### SOURCE DATA ###

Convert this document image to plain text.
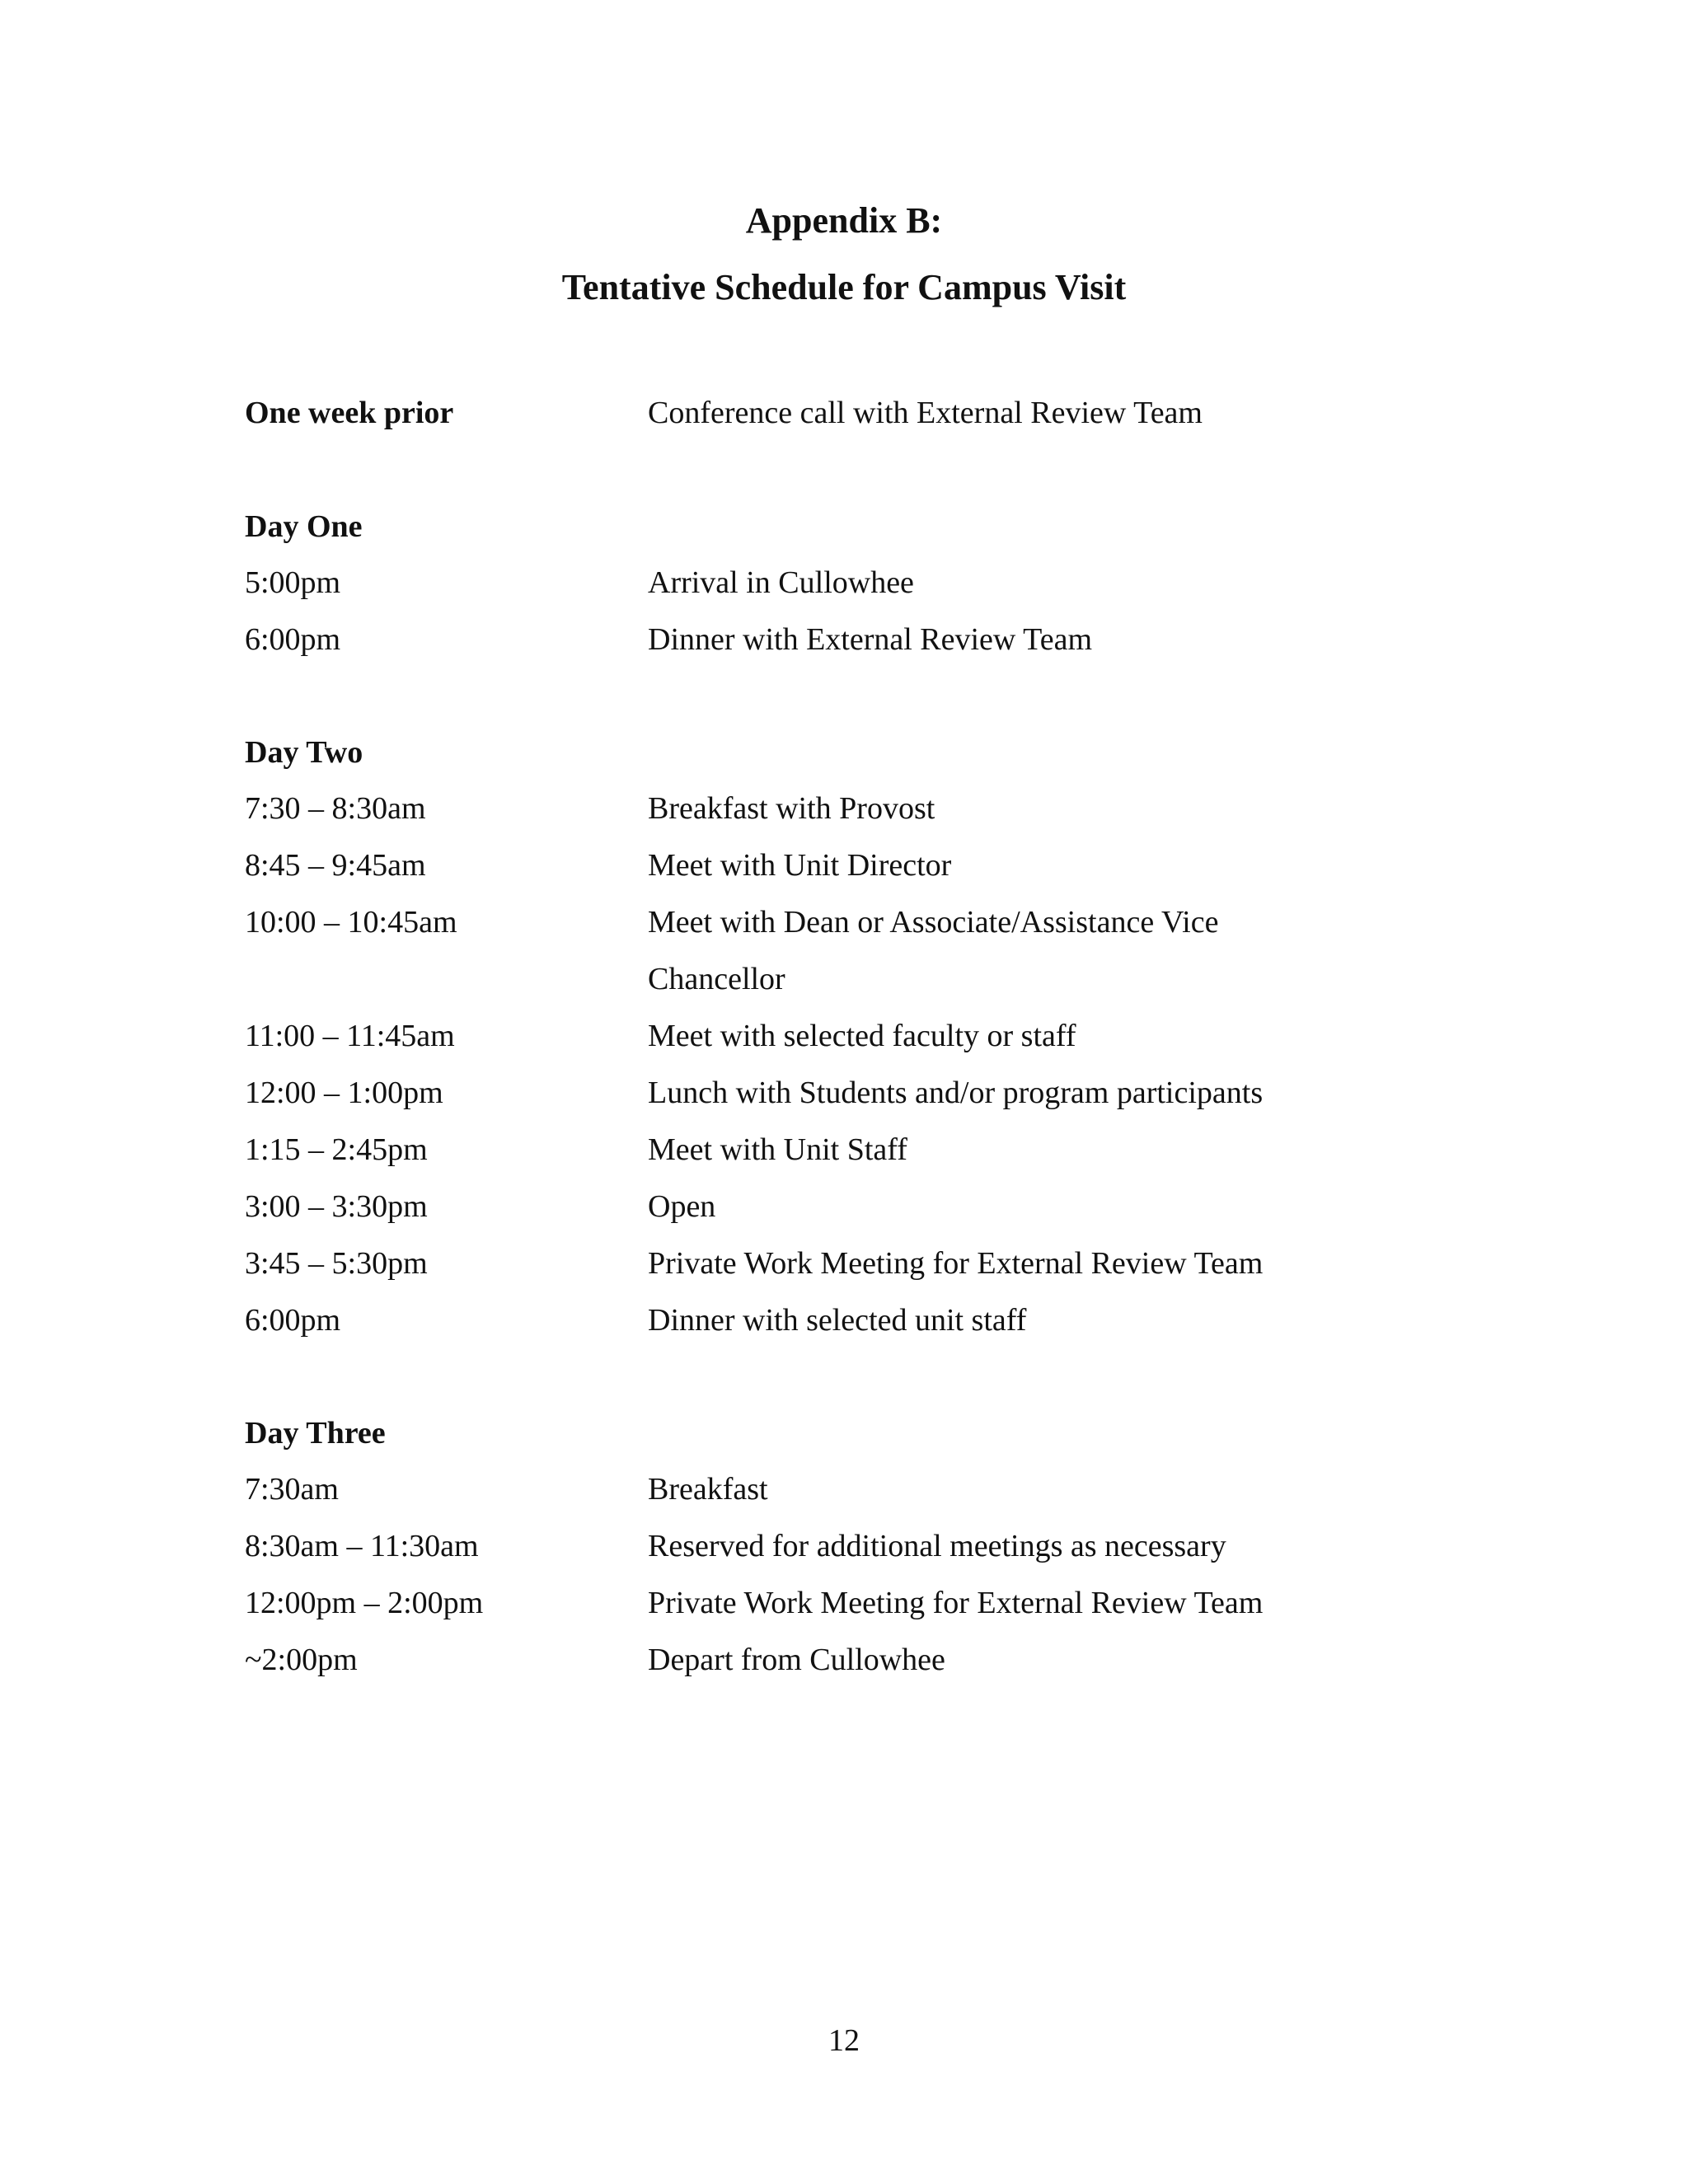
Appendix B:
Tentative Schedule for Campus Visit
One week prior	Conference call with External Review Team
Day One
5:00pm	Arrival in Cullowhee
6:00pm	Dinner with External Review Team
Day Two
7:30 – 8:30am	Breakfast with Provost
8:45 – 9:45am	Meet with Unit Director
10:00 – 10:45am	Meet with Dean or Associate/Assistance Vice
Chancellor
11:00 – 11:45am	Meet with selected faculty or staff
12:00 – 1:00pm	Lunch with Students and/or program participants
1:15 – 2:45pm	Meet with Unit Staff
3:00 – 3:30pm	Open
3:45 – 5:30pm	Private Work Meeting for External Review Team
6:00pm	Dinner with selected unit staff
Day Three
7:30am	Breakfast
8:30am – 11:30am	Reserved for additional meetings as necessary
12:00pm – 2:00pm	Private Work Meeting for External Review Team
~2:00pm	Depart from Cullowhee
12
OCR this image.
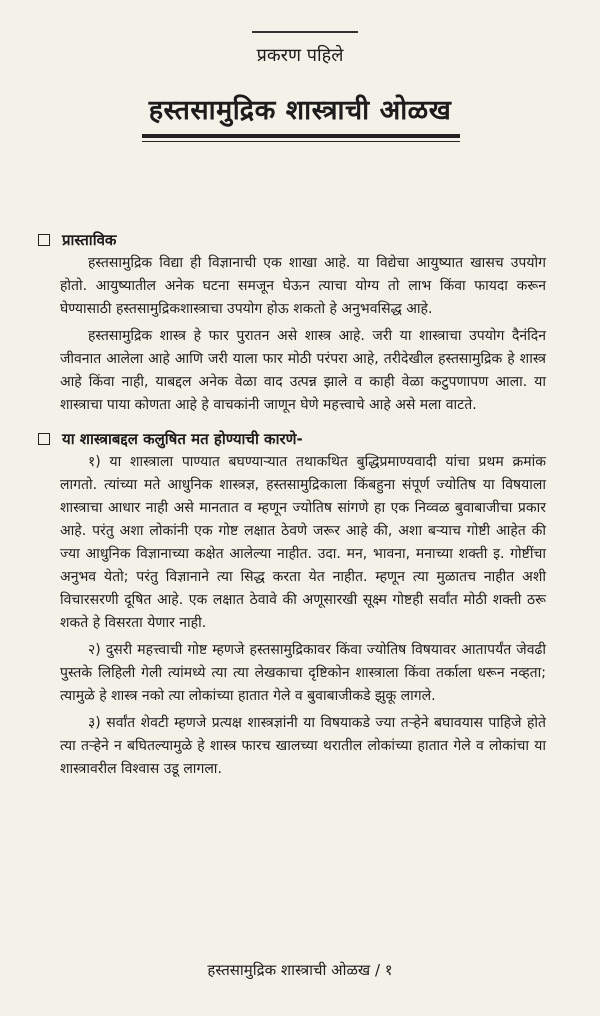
प्रकरण पहिले
हस्तसामुद्रिक शास्त्राची ओळख
प्रास्ताविक

हस्तसामुद्रिक विद्या ही विज्ञानाची एक शाखा आहे. या विद्येचा आयुष्यात खासच उपयोग होतो. आयुष्यातील अनेक घटना समजून घेऊन त्याचा योग्य तो लाभ किंवा फायदा करून घेण्यासाठी हस्तसामुद्रिकशास्त्राचा उपयोग होऊ शकतो हे अनुभवसिद्ध आहे.

हस्तसामुद्रिक शास्त्र हे फार पुरातन असे शास्त्र आहे. जरी या शास्त्राचा उपयोग दैनंदिन जीवनात आलेला आहे आणि जरी याला फार मोठी परंपरा आहे, तरीदेखील हस्तसामुद्रिक हे शास्त्र आहे किंवा नाही, याबद्दल अनेक वेळा वाद उत्पन्न झाले व काही वेळा कटुपणापण आला. या शास्त्राचा पाया कोणता आहे हे वाचकांनी जाणून घेणे महत्त्वाचे आहे असे मला वाटते.

या शास्त्राबद्दल कलुषित मत होण्याची कारणे-

१) या शास्त्राला पाण्यात बघण्याऱ्यात तथाकथित बुद्धिप्रमाण्यवादी यांचा प्रथम क्रमांक लागतो. त्यांच्या मते आधुनिक शास्त्रज्ञ, हस्तसामुद्रिकाला किंबहुना संपूर्ण ज्योतिष या विषयाला शास्त्राचा आधार नाही असे मानतात व म्हणून ज्योतिष सांगणे हा एक निव्वळ बुवाबाजीचा प्रकार आहे. परंतु अशा लोकांनी एक गोष्ट लक्षात ठेवणे जरूर आहे की, अशा बऱ्याच गोष्टी आहेत की ज्या आधुनिक विज्ञानाच्या कक्षेत आलेल्या नाहीत. उदा. मन, भावना, मनाच्या शक्ती इ. गोष्टींचा अनुभव येतो; परंतु विज्ञानाने त्या सिद्ध करता येत नाहीत. म्हणून त्या मुळातच नाहीत अशी विचारसरणी दूषित आहे. एक लक्षात ठेवावे की अणूसारखी सूक्ष्म गोष्टही सर्वांत मोठी शक्ती ठरू शकते हे विसरता येणार नाही.

२) दुसरी महत्त्वाची गोष्ट म्हणजे हस्तसामुद्रिकावर किंवा ज्योतिष विषयावर आतापर्यंत जेवढी पुस्तके लिहिली गेली त्यांमध्ये त्या त्या लेखकाचा दृष्टिकोन शास्त्राला किंवा तर्काला धरून नव्हता; त्यामुळे हे शास्त्र नको त्या लोकांच्या हातात गेले व बुवाबाजीकडे झुकू लागले.

३) सर्वांत शेवटी म्हणजे प्रत्यक्ष शास्त्रज्ञांनी या विषयाकडे ज्या तऱ्हेने बघावयास पाहिजे होते त्या तऱ्हेने न बघितल्यामुळे हे शास्त्र फारच खालच्या थरातील लोकांच्या हातात गेले व लोकांचा या शास्त्रावरील विश्वास उडू लागला.

हस्तसामुद्रिक शास्त्राची ओळख / १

###

### EXERCISE
State the count of lines above containing the string "image", and add nothing to it.

### EXERCISE RESPONSE
2